◆ **TASK DIRECTIONS**
Pick out each line with the word "Birliği" from the material that follows.

◆ **DATA RECORDS**
=====
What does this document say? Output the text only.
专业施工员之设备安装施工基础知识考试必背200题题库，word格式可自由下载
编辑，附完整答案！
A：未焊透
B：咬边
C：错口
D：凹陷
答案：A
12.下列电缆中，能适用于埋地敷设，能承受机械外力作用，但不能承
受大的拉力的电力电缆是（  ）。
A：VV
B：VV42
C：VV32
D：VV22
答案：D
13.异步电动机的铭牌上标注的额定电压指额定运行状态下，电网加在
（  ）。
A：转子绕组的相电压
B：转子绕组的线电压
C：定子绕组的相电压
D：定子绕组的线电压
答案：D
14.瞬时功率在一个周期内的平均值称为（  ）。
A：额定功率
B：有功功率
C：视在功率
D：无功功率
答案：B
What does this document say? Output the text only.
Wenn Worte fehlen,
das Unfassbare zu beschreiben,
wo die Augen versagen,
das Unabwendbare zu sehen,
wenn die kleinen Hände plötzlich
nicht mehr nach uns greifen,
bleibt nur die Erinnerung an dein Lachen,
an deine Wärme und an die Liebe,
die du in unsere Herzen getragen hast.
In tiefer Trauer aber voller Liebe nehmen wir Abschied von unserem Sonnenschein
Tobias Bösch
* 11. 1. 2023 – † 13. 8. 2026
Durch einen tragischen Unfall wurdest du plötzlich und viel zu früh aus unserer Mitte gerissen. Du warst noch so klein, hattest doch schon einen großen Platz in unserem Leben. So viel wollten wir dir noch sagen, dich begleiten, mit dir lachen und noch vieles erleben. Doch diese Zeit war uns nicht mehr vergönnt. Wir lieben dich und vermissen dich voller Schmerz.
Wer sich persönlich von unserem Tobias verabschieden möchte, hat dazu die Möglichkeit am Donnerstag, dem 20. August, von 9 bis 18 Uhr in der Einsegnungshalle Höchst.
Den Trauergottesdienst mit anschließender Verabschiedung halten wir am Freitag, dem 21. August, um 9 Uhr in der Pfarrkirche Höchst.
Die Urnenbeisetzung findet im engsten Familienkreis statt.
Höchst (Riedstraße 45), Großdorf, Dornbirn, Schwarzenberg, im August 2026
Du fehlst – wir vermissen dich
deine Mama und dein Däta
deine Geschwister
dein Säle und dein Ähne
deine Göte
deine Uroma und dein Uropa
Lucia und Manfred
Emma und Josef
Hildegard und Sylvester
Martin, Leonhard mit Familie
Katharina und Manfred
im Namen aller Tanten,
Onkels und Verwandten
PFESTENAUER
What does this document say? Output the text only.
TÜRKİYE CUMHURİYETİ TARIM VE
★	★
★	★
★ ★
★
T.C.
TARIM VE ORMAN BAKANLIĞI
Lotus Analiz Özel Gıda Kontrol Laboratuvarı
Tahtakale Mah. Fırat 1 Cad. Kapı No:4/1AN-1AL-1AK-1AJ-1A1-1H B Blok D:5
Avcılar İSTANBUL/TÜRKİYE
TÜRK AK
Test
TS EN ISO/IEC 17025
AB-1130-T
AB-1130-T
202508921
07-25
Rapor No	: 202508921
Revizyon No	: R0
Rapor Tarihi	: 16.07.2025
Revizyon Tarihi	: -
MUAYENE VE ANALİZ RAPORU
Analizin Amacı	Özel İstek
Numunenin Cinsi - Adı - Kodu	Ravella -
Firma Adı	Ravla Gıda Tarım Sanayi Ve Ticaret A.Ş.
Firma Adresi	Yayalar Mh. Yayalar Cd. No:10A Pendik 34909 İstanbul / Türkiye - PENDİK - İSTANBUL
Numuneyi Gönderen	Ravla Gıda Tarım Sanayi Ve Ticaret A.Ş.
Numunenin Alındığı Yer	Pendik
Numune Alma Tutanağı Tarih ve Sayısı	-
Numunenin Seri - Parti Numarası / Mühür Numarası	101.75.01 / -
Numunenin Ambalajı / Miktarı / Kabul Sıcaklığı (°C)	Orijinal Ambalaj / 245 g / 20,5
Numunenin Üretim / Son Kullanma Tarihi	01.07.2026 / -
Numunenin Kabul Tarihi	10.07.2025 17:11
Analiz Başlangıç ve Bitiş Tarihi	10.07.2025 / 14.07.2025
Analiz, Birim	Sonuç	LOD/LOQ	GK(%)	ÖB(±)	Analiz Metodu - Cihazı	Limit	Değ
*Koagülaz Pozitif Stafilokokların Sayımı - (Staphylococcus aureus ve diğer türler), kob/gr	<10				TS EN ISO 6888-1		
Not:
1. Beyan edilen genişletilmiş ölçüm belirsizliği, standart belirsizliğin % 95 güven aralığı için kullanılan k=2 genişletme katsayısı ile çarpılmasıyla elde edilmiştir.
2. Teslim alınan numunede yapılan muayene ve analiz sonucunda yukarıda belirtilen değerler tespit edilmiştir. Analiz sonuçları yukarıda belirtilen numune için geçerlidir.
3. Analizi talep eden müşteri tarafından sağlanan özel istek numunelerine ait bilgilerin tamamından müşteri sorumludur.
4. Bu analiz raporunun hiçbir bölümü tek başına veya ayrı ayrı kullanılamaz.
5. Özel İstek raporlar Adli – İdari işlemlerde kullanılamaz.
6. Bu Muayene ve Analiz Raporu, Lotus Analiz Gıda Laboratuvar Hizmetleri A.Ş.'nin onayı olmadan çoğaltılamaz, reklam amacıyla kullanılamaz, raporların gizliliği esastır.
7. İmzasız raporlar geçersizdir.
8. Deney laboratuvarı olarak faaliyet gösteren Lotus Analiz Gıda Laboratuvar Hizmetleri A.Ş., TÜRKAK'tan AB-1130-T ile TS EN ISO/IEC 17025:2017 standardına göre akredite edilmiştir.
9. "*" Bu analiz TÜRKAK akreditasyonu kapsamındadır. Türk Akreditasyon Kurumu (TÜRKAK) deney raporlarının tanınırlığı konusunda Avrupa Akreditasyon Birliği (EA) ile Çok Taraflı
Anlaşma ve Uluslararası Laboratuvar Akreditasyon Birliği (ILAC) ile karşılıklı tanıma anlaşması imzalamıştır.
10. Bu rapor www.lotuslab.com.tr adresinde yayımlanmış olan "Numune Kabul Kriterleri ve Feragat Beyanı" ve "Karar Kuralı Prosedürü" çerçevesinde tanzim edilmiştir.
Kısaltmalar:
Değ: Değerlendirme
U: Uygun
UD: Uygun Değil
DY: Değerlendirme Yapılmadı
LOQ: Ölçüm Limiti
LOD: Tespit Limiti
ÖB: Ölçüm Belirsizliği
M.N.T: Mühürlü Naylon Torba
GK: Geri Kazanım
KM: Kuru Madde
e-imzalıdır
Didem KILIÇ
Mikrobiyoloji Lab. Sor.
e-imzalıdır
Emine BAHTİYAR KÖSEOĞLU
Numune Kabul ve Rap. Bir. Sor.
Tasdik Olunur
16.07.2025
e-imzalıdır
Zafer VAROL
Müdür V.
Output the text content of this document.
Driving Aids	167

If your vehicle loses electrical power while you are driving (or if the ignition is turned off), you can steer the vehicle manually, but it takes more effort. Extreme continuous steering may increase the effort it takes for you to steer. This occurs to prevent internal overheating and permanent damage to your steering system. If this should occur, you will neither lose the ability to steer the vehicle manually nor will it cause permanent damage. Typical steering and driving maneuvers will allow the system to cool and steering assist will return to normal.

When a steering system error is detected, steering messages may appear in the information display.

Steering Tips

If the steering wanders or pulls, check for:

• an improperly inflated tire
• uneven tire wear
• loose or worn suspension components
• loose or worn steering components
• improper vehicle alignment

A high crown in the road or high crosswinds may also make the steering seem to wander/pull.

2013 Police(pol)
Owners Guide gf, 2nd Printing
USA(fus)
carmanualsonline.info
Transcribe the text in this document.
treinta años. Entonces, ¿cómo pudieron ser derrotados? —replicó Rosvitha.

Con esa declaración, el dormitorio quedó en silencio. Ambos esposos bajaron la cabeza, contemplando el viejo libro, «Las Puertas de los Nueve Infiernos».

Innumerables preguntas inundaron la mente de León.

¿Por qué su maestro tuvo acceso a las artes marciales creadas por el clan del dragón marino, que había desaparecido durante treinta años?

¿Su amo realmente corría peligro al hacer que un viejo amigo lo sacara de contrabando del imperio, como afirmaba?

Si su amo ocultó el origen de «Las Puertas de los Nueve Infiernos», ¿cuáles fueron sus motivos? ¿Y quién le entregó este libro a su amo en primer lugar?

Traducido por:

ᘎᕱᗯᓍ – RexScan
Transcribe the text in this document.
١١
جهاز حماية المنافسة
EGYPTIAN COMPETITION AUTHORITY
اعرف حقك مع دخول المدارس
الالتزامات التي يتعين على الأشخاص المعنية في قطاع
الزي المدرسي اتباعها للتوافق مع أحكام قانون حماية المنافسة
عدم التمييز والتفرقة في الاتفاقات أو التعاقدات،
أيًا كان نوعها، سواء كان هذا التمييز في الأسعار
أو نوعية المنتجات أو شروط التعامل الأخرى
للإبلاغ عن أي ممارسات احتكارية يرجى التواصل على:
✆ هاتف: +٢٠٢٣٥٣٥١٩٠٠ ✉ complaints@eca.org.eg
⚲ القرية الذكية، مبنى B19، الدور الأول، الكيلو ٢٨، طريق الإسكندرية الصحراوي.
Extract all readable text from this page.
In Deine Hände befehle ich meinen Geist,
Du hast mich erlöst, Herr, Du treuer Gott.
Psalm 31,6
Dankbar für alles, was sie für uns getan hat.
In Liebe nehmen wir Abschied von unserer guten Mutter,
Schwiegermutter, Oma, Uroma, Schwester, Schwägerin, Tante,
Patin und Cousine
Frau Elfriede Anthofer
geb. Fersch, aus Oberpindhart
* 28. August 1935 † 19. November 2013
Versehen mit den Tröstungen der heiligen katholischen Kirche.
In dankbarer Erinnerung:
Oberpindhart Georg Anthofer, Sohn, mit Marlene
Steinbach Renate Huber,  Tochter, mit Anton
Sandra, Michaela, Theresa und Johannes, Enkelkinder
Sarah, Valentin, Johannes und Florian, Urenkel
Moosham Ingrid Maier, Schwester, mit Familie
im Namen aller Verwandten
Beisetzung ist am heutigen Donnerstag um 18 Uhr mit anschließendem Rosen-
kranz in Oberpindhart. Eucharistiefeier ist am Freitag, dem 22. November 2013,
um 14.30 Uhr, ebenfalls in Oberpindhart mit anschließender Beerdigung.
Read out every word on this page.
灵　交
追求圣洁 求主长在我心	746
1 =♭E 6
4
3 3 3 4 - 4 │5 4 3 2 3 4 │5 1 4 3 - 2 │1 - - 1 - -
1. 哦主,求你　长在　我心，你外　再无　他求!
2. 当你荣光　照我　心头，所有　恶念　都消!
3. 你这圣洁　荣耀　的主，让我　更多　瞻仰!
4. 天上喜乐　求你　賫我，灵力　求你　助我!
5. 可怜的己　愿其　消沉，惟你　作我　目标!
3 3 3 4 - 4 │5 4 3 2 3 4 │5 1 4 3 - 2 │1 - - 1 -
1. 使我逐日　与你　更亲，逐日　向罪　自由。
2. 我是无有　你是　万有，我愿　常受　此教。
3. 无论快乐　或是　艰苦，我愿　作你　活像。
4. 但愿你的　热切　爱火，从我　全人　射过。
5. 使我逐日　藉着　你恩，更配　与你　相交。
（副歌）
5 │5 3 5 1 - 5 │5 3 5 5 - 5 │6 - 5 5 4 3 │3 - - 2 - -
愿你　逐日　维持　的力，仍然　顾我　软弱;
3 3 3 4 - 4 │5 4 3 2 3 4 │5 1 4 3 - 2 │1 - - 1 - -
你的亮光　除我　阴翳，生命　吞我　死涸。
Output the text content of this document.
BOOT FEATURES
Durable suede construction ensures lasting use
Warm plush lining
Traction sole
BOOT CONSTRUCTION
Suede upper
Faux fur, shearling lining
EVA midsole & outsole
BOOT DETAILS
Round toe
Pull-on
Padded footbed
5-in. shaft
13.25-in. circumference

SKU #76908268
=====
◆ **SOLUTION TO THIS TASK**
9. "*" Bu analiz TÜRKAK akreditasyonu kapsamındadır. Türk Akreditasyon Kurumu (TÜRKAK) deney raporlarının tanınırlığı konusunda Avrupa Akreditasyon Birliği (EA) ile Çok Taraflı
Anlaşma ve Uluslararası Laboratuvar Akreditasyon Birliği (ILAC) ile karşılıklı tanıma anlaşması imzalamıştır.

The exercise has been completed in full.